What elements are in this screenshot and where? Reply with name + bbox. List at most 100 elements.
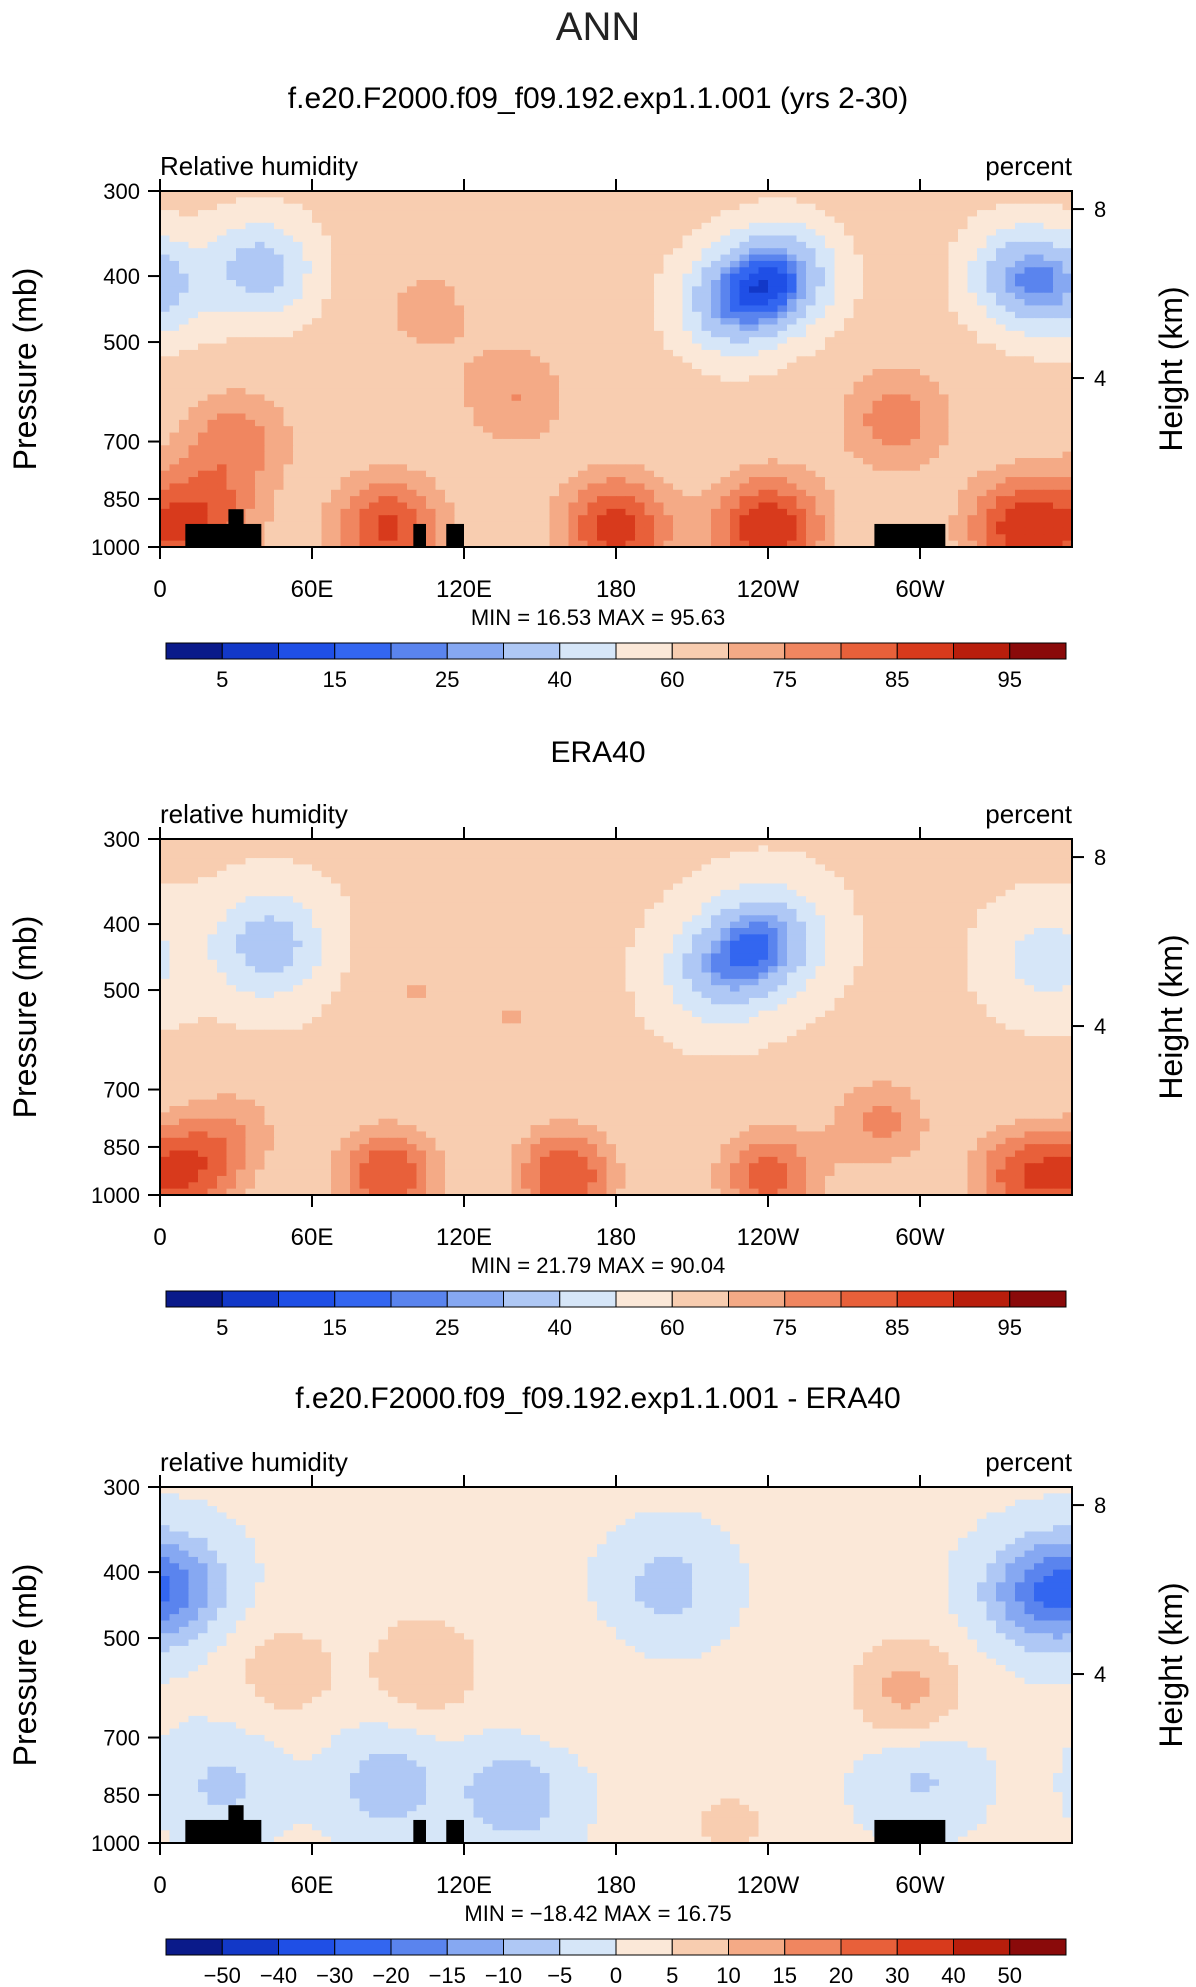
variable-label: relative humidity — [160, 799, 348, 829]
x-tick-label: 120E — [436, 1872, 492, 1899]
colorbar-label: 40 — [548, 1315, 572, 1340]
variable-label: relative humidity — [160, 1447, 348, 1477]
colorbar-swatch — [953, 1290, 1011, 1308]
x-tick-label: 180 — [596, 1872, 636, 1899]
colorbar-label: 5 — [666, 1963, 678, 1987]
colorbar-swatch — [446, 1938, 504, 1956]
colorbar-swatch — [840, 1290, 898, 1308]
colorbar-label: 75 — [773, 1315, 797, 1340]
colorbar-label: 25 — [435, 667, 459, 692]
y-tick-label: 500 — [103, 1626, 140, 1651]
height-tick-label: 8 — [1094, 197, 1106, 222]
colorbar: 5 15 25 40 60 75 85 95 — [165, 642, 1067, 692]
colorbar-swatch — [559, 1938, 617, 1956]
panel-title: ERA40 — [550, 736, 645, 769]
x-tick-label: 60E — [291, 576, 334, 603]
colorbar-swatch — [896, 1938, 954, 1956]
units-label: percent — [985, 151, 1072, 181]
colorbar-label: 0 — [610, 1963, 622, 1987]
colorbar: 5 15 25 40 60 75 85 95 — [165, 1290, 1067, 1340]
y-tick-label: 850 — [103, 1783, 140, 1808]
colorbar-swatch — [278, 1938, 336, 1956]
x-tick-label: 60W — [895, 576, 945, 603]
colorbar-label: −20 — [372, 1963, 409, 1987]
colorbar-swatch — [446, 642, 504, 660]
contour-field — [160, 839, 1072, 1195]
height-tick-label: 4 — [1094, 1014, 1106, 1039]
y-tick-label: 700 — [103, 1726, 140, 1751]
colorbar-swatch — [278, 1290, 336, 1308]
contour-field — [160, 1487, 1072, 1843]
colorbar-swatch — [503, 642, 561, 660]
x-tick-label: 0 — [153, 1224, 166, 1251]
x-tick-label: 60W — [895, 1872, 945, 1899]
x-tick-label: 120W — [737, 1224, 800, 1251]
colorbar-swatch — [615, 1938, 673, 1956]
colorbar-swatch — [278, 642, 336, 660]
colorbar-swatch — [559, 642, 617, 660]
colorbar-label: 15 — [323, 667, 347, 692]
y-tick-label: 1000 — [91, 1183, 140, 1208]
variable-label: Relative humidity — [160, 151, 358, 181]
colorbar-swatch — [840, 1938, 898, 1956]
colorbar-label: −5 — [547, 1963, 572, 1987]
colorbar-label: 5 — [216, 1315, 228, 1340]
contour-field — [160, 191, 1072, 547]
x-tick-label: 120E — [436, 1224, 492, 1251]
colorbar-swatch — [896, 1290, 954, 1308]
colorbar-swatch — [784, 1290, 842, 1308]
panel-1: f.e20.F2000.f09_f09.192.exp1.1.001 (yrs … — [7, 82, 1189, 692]
colorbar-label: 15 — [323, 1315, 347, 1340]
colorbar-swatch — [728, 642, 786, 660]
colorbar: −50 −40 −30 −20 −15 −10 −5 0 5 10 15 20 30 40 50 — [165, 1938, 1067, 1987]
colorbar-swatch — [334, 1938, 392, 1956]
colorbar-swatch — [165, 1290, 223, 1308]
colorbar-swatch — [334, 642, 392, 660]
colorbar-swatch — [503, 1290, 561, 1308]
colorbar-swatch — [671, 1938, 729, 1956]
season-title: ANN — [556, 5, 640, 49]
y-axis-title: Pressure (mb) — [7, 916, 43, 1119]
colorbar-swatch — [671, 1290, 729, 1308]
colorbar-swatch — [896, 642, 954, 660]
y-tick-label: 400 — [103, 264, 140, 289]
colorbar-label: 5 — [216, 667, 228, 692]
topography-mask — [185, 509, 946, 547]
colorbar-swatch — [221, 1290, 279, 1308]
x-tick-label: 180 — [596, 576, 636, 603]
colorbar-swatch — [390, 1290, 448, 1308]
colorbar-label: 60 — [660, 1315, 684, 1340]
colorbar-label: 95 — [998, 667, 1022, 692]
x-tick-label: 120W — [737, 576, 800, 603]
x-tick-label: 120W — [737, 1872, 800, 1899]
height-tick-label: 8 — [1094, 1493, 1106, 1518]
y-tick-label: 300 — [103, 179, 140, 204]
y-tick-label: 700 — [103, 1078, 140, 1103]
colorbar-swatch — [221, 1938, 279, 1956]
y-tick-label: 500 — [103, 978, 140, 1003]
colorbar-label: 10 — [716, 1963, 740, 1987]
colorbar-label: 75 — [773, 667, 797, 692]
x-tick-label: 120E — [436, 576, 492, 603]
colorbar-label: −15 — [429, 1963, 466, 1987]
colorbar-swatch — [503, 1938, 561, 1956]
colorbar-swatch — [1009, 1938, 1067, 1956]
height-tick-label: 4 — [1094, 1662, 1106, 1687]
topography-mask — [185, 1805, 946, 1843]
colorbar-swatch — [1009, 642, 1067, 660]
y-tick-label: 400 — [103, 1560, 140, 1585]
colorbar-swatch — [784, 642, 842, 660]
colorbar-swatch — [615, 642, 673, 660]
colorbar-swatch — [615, 1290, 673, 1308]
panel-3: f.e20.F2000.f09_f09.192.exp1.1.001 - ERA… — [7, 1382, 1189, 1987]
colorbar-swatch — [784, 1938, 842, 1956]
y-tick-label: 850 — [103, 1135, 140, 1160]
colorbar-swatch — [390, 1938, 448, 1956]
y-axis-title: Pressure (mb) — [7, 1564, 43, 1767]
y-tick-label: 500 — [103, 330, 140, 355]
x-tick-label: 60W — [895, 1224, 945, 1251]
y-tick-label: 850 — [103, 487, 140, 512]
height-tick-label: 4 — [1094, 366, 1106, 391]
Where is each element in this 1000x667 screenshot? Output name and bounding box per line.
-*-
Can you pull out every line of the records above, unchanged, but without the pictures?

### [The result]
What elements are in this screenshot and where? Reply with name + bbox. List at most 100 elements.
variable-label: relative humidity — [160, 799, 348, 829]
x-tick-label: 120E — [436, 1872, 492, 1899]
colorbar-label: 40 — [548, 1315, 572, 1340]
variable-label: relative humidity — [160, 1447, 348, 1477]
colorbar-swatch — [953, 1290, 1011, 1308]
x-tick-label: 180 — [596, 1872, 636, 1899]
colorbar-label: 5 — [666, 1963, 678, 1987]
colorbar-swatch — [446, 1938, 504, 1956]
colorbar-swatch — [840, 1290, 898, 1308]
colorbar-label: 75 — [773, 1315, 797, 1340]
colorbar-label: 25 — [435, 667, 459, 692]
y-tick-label: 500 — [103, 1626, 140, 1651]
height-tick-label: 8 — [1094, 197, 1106, 222]
colorbar: 5 15 25 40 60 75 85 95 — [165, 642, 1067, 692]
colorbar-swatch — [559, 1938, 617, 1956]
panel-title: ERA40 — [550, 736, 645, 769]
x-tick-label: 60E — [291, 576, 334, 603]
colorbar-swatch — [896, 1938, 954, 1956]
units-label: percent — [985, 151, 1072, 181]
colorbar-label: 0 — [610, 1963, 622, 1987]
colorbar: 5 15 25 40 60 75 85 95 — [165, 1290, 1067, 1340]
y-tick-label: 850 — [103, 1783, 140, 1808]
colorbar-swatch — [278, 1938, 336, 1956]
x-tick-label: 60W — [895, 576, 945, 603]
colorbar-label: −20 — [372, 1963, 409, 1987]
colorbar-swatch — [446, 642, 504, 660]
contour-field — [160, 839, 1072, 1195]
height-tick-label: 4 — [1094, 1014, 1106, 1039]
y-tick-label: 700 — [103, 1726, 140, 1751]
colorbar-swatch — [278, 1290, 336, 1308]
contour-field — [160, 1487, 1072, 1843]
colorbar-swatch — [503, 642, 561, 660]
x-tick-label: 0 — [153, 1224, 166, 1251]
x-tick-label: 60W — [895, 1872, 945, 1899]
x-tick-label: 120W — [737, 1224, 800, 1251]
colorbar-swatch — [615, 1938, 673, 1956]
colorbar-swatch — [278, 642, 336, 660]
colorbar-swatch — [559, 642, 617, 660]
colorbar-label: 15 — [323, 667, 347, 692]
y-tick-label: 1000 — [91, 1183, 140, 1208]
variable-label: Relative humidity — [160, 151, 358, 181]
colorbar-swatch — [840, 1938, 898, 1956]
colorbar-label: −5 — [547, 1963, 572, 1987]
colorbar-label: 5 — [216, 1315, 228, 1340]
contour-field — [160, 191, 1072, 547]
x-tick-label: 120E — [436, 1224, 492, 1251]
colorbar-swatch — [896, 1290, 954, 1308]
colorbar-swatch — [784, 1290, 842, 1308]
panel-1: f.e20.F2000.f09_f09.192.exp1.1.001 (yrs … — [7, 82, 1189, 692]
colorbar-label: 15 — [323, 1315, 347, 1340]
colorbar-swatch — [728, 642, 786, 660]
colorbar: −50 −40 −30 −20 −15 −10 −5 0 5 10 15 20 30 40 50 — [165, 1938, 1067, 1987]
colorbar-swatch — [334, 1938, 392, 1956]
colorbar-swatch — [165, 1290, 223, 1308]
colorbar-swatch — [334, 642, 392, 660]
colorbar-swatch — [503, 1290, 561, 1308]
colorbar-swatch — [671, 1938, 729, 1956]
season-title: ANN — [556, 5, 640, 49]
y-axis-title: Pressure (mb) — [7, 916, 43, 1119]
colorbar-swatch — [671, 1290, 729, 1308]
colorbar-swatch — [896, 642, 954, 660]
y-tick-label: 400 — [103, 264, 140, 289]
colorbar-label: 5 — [216, 667, 228, 692]
topography-mask — [185, 509, 946, 547]
colorbar-swatch — [221, 1290, 279, 1308]
x-tick-label: 180 — [596, 576, 636, 603]
colorbar-swatch — [390, 1290, 448, 1308]
colorbar-label: 60 — [660, 1315, 684, 1340]
colorbar-label: 95 — [998, 667, 1022, 692]
x-tick-label: 120W — [737, 576, 800, 603]
x-tick-label: 120W — [737, 1872, 800, 1899]
height-tick-label: 8 — [1094, 1493, 1106, 1518]
y-tick-label: 300 — [103, 179, 140, 204]
y-tick-label: 700 — [103, 1078, 140, 1103]
colorbar-swatch — [221, 1938, 279, 1956]
y-tick-label: 500 — [103, 978, 140, 1003]
colorbar-label: 10 — [716, 1963, 740, 1987]
colorbar-label: 75 — [773, 667, 797, 692]
x-tick-label: 120E — [436, 576, 492, 603]
colorbar-label: −15 — [429, 1963, 466, 1987]
colorbar-swatch — [503, 1938, 561, 1956]
colorbar-swatch — [1009, 1938, 1067, 1956]
height-tick-label: 4 — [1094, 1662, 1106, 1687]
topography-mask — [185, 1805, 946, 1843]
colorbar-swatch — [1009, 642, 1067, 660]
y-tick-label: 400 — [103, 1560, 140, 1585]
colorbar-swatch — [784, 642, 842, 660]
colorbar-swatch — [615, 642, 673, 660]
colorbar-swatch — [615, 1290, 673, 1308]
panel-3: f.e20.F2000.f09_f09.192.exp1.1.001 - ERA… — [7, 1382, 1189, 1987]
colorbar-swatch — [784, 1938, 842, 1956]
y-tick-label: 850 — [103, 1135, 140, 1160]
colorbar-swatch — [390, 1938, 448, 1956]
y-axis-title: Pressure (mb) — [7, 1564, 43, 1767]
y-tick-label: 500 — [103, 330, 140, 355]
x-tick-label: 60W — [895, 1224, 945, 1251]
y-tick-label: 850 — [103, 487, 140, 512]
height-tick-label: 4 — [1094, 366, 1106, 391]
Where is each element in this 1000x667 screenshot? Output name and bounding box per line.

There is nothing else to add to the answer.